### AIM OF THE EXERCISE:
Without the images, output each record below as it stands.

Stored data
■ ■ ■ ■ ■ ■ ■

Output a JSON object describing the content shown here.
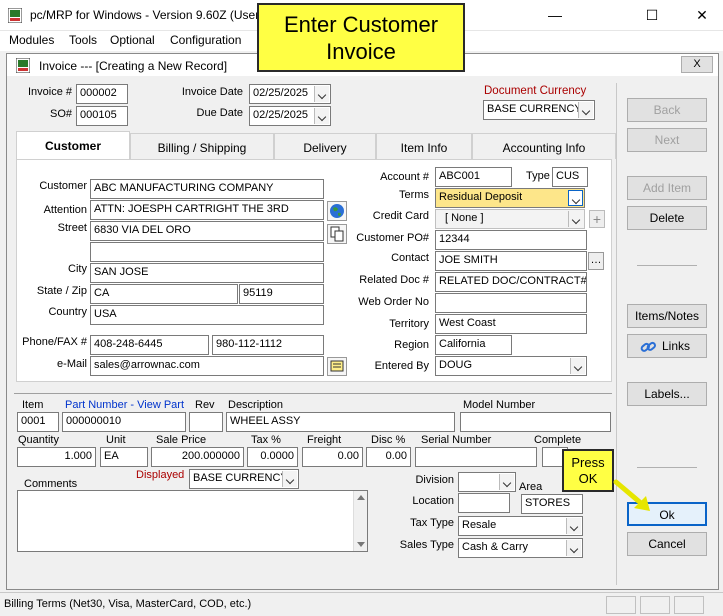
{
  "app": {
    "title": "pc/MRP for Windows - Version 9.60Z  (User"
  },
  "menu": [
    "Modules",
    "Tools",
    "Optional",
    "Configuration"
  ],
  "callouts": {
    "top": "Enter Customer\nInvoice",
    "ok": "Press\nOK"
  },
  "window": {
    "title": "Invoice --- [Creating a New Record]",
    "close_label": "X"
  },
  "header": {
    "invoice_label": "Invoice #",
    "invoice": "000002",
    "so_label": "SO#",
    "so": "000105",
    "invoice_date_label": "Invoice Date",
    "invoice_date": "02/25/2025",
    "due_date_label": "Due Date",
    "due_date": "02/25/2025",
    "currency_label": "Document Currency",
    "currency": "BASE CURRENCY"
  },
  "tabs": [
    "Customer",
    "Billing / Shipping",
    "Delivery",
    "Item Info",
    "Accounting Info"
  ],
  "customer": {
    "customer_label": "Customer",
    "customer": "ABC MANUFACTURING COMPANY",
    "attention_label": "Attention",
    "attention": "ATTN: JOESPH CARTRIGHT THE 3RD",
    "street_label": "Street",
    "street1": "6830 VIA DEL ORO",
    "street2": "",
    "city_label": "City",
    "city": "SAN JOSE",
    "statezip_label": "State / Zip",
    "state": "CA",
    "zip": "95119",
    "country_label": "Country",
    "country": "USA",
    "phonefax_label": "Phone/FAX #",
    "phone": "408-248-6445",
    "fax": "980-112-1112",
    "email_label": "e-Mail",
    "email": "sales@arrownac.com"
  },
  "account": {
    "account_label": "Account #",
    "account": "ABC001",
    "type_label": "Type",
    "type": "CUS",
    "terms_label": "Terms",
    "terms": "Residual Deposit",
    "credit_card_label": "Credit Card",
    "credit_card": "[ None ]",
    "customer_po_label": "Customer PO#",
    "customer_po": "12344",
    "contact_label": "Contact",
    "contact": "JOE SMITH",
    "related_doc_label": "Related Doc #",
    "related_doc": "RELATED DOC/CONTRACT#",
    "web_order_label": "Web Order No",
    "web_order": "",
    "territory_label": "Territory",
    "territory": "West Coast",
    "region_label": "Region",
    "region": "California",
    "entered_by_label": "Entered By",
    "entered_by": "DOUG"
  },
  "item": {
    "item_label": "Item",
    "item": "0001",
    "part_label": "Part Number - View Part",
    "part": "000000010",
    "rev_label": "Rev",
    "rev": "",
    "desc_label": "Description",
    "desc": "WHEEL ASSY",
    "model_label": "Model Number",
    "model": "",
    "qty_label": "Quantity",
    "qty": "1.000",
    "unit_label": "Unit",
    "unit": "EA",
    "price_label": "Sale Price",
    "price": "200.000000",
    "tax_label": "Tax %",
    "tax": "0.0000",
    "freight_label": "Freight",
    "freight": "0.00",
    "disc_label": "Disc %",
    "disc": "0.00",
    "serial_label": "Serial Number",
    "serial": "",
    "complete_label": "Complete",
    "displayed_label": "Displayed",
    "displayed": "BASE CURRENCY",
    "comments_label": "Comments",
    "comments": "",
    "division_label": "Division",
    "division": "",
    "area_label": "Area",
    "location_label": "Location",
    "location": "",
    "area": "STORES",
    "tax_type_label": "Tax Type",
    "tax_type": "Resale",
    "sales_type_label": "Sales Type",
    "sales_type": "Cash & Carry"
  },
  "side_buttons": {
    "back": "Back",
    "next": "Next",
    "add_item": "Add Item",
    "delete": "Delete",
    "items_notes": "Items/Notes",
    "links": "Links",
    "labels": "Labels...",
    "ok": "Ok",
    "cancel": "Cancel"
  },
  "status": "Billing Terms (Net30, Visa, MasterCard, COD, etc.)",
  "colors": {
    "callout": "#ffff44",
    "terms_highlight": "#fde68a",
    "link_blue": "#0033cc",
    "red_label": "#aa0000"
  }
}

■ ■ ■ ■ ■ ■ ■

### CORRECT RESPONSE:
Output a JSON object describing the content shown here.
{
  "app": {
    "title": "pc/MRP for Windows - Version 9.60Z  (User"
  },
  "menu": [
    "Modules",
    "Tools",
    "Optional",
    "Configuration"
  ],
  "callouts": {
    "top": "Enter Customer\nInvoice",
    "ok": "Press\nOK"
  },
  "window": {
    "title": "Invoice --- [Creating a New Record]",
    "close_label": "X"
  },
  "header": {
    "invoice_label": "Invoice #",
    "invoice": "000002",
    "so_label": "SO#",
    "so": "000105",
    "invoice_date_label": "Invoice Date",
    "invoice_date": "02/25/2025",
    "due_date_label": "Due Date",
    "due_date": "02/25/2025",
    "currency_label": "Document Currency",
    "currency": "BASE CURRENCY"
  },
  "tabs": [
    "Customer",
    "Billing / Shipping",
    "Delivery",
    "Item Info",
    "Accounting Info"
  ],
  "customer": {
    "customer_label": "Customer",
    "customer": "ABC MANUFACTURING COMPANY",
    "attention_label": "Attention",
    "attention": "ATTN: JOESPH CARTRIGHT THE 3RD",
    "street_label": "Street",
    "street1": "6830 VIA DEL ORO",
    "street2": "",
    "city_label": "City",
    "city": "SAN JOSE",
    "statezip_label": "State / Zip",
    "state": "CA",
    "zip": "95119",
    "country_label": "Country",
    "country": "USA",
    "phonefax_label": "Phone/FAX #",
    "phone": "408-248-6445",
    "fax": "980-112-1112",
    "email_label": "e-Mail",
    "email": "sales@arrownac.com"
  },
  "account": {
    "account_label": "Account #",
    "account": "ABC001",
    "type_label": "Type",
    "type": "CUS",
    "terms_label": "Terms",
    "terms": "Residual Deposit",
    "credit_card_label": "Credit Card",
    "credit_card": "[ None ]",
    "customer_po_label": "Customer PO#",
    "customer_po": "12344",
    "contact_label": "Contact",
    "contact": "JOE SMITH",
    "related_doc_label": "Related Doc #",
    "related_doc": "RELATED DOC/CONTRACT#",
    "web_order_label": "Web Order No",
    "web_order": "",
    "territory_label": "Territory",
    "territory": "West Coast",
    "region_label": "Region",
    "region": "California",
    "entered_by_label": "Entered By",
    "entered_by": "DOUG"
  },
  "item": {
    "item_label": "Item",
    "item": "0001",
    "part_label": "Part Number - View Part",
    "part": "000000010",
    "rev_label": "Rev",
    "rev": "",
    "desc_label": "Description",
    "desc": "WHEEL ASSY",
    "model_label": "Model Number",
    "model": "",
    "qty_label": "Quantity",
    "qty": "1.000",
    "unit_label": "Unit",
    "unit": "EA",
    "price_label": "Sale Price",
    "price": "200.000000",
    "tax_label": "Tax %",
    "tax": "0.0000",
    "freight_label": "Freight",
    "freight": "0.00",
    "disc_label": "Disc %",
    "disc": "0.00",
    "serial_label": "Serial Number",
    "serial": "",
    "complete_label": "Complete",
    "displayed_label": "Displayed",
    "displayed": "BASE CURRENCY",
    "comments_label": "Comments",
    "comments": "",
    "division_label": "Division",
    "division": "",
    "area_label": "Area",
    "location_label": "Location",
    "location": "",
    "area": "STORES",
    "tax_type_label": "Tax Type",
    "tax_type": "Resale",
    "sales_type_label": "Sales Type",
    "sales_type": "Cash & Carry"
  },
  "side_buttons": {
    "back": "Back",
    "next": "Next",
    "add_item": "Add Item",
    "delete": "Delete",
    "items_notes": "Items/Notes",
    "links": "Links",
    "labels": "Labels...",
    "ok": "Ok",
    "cancel": "Cancel"
  },
  "status": "Billing Terms (Net30, Visa, MasterCard, COD, etc.)",
  "colors": {
    "callout": "#ffff44",
    "terms_highlight": "#fde68a",
    "link_blue": "#0033cc",
    "red_label": "#aa0000"
  }
}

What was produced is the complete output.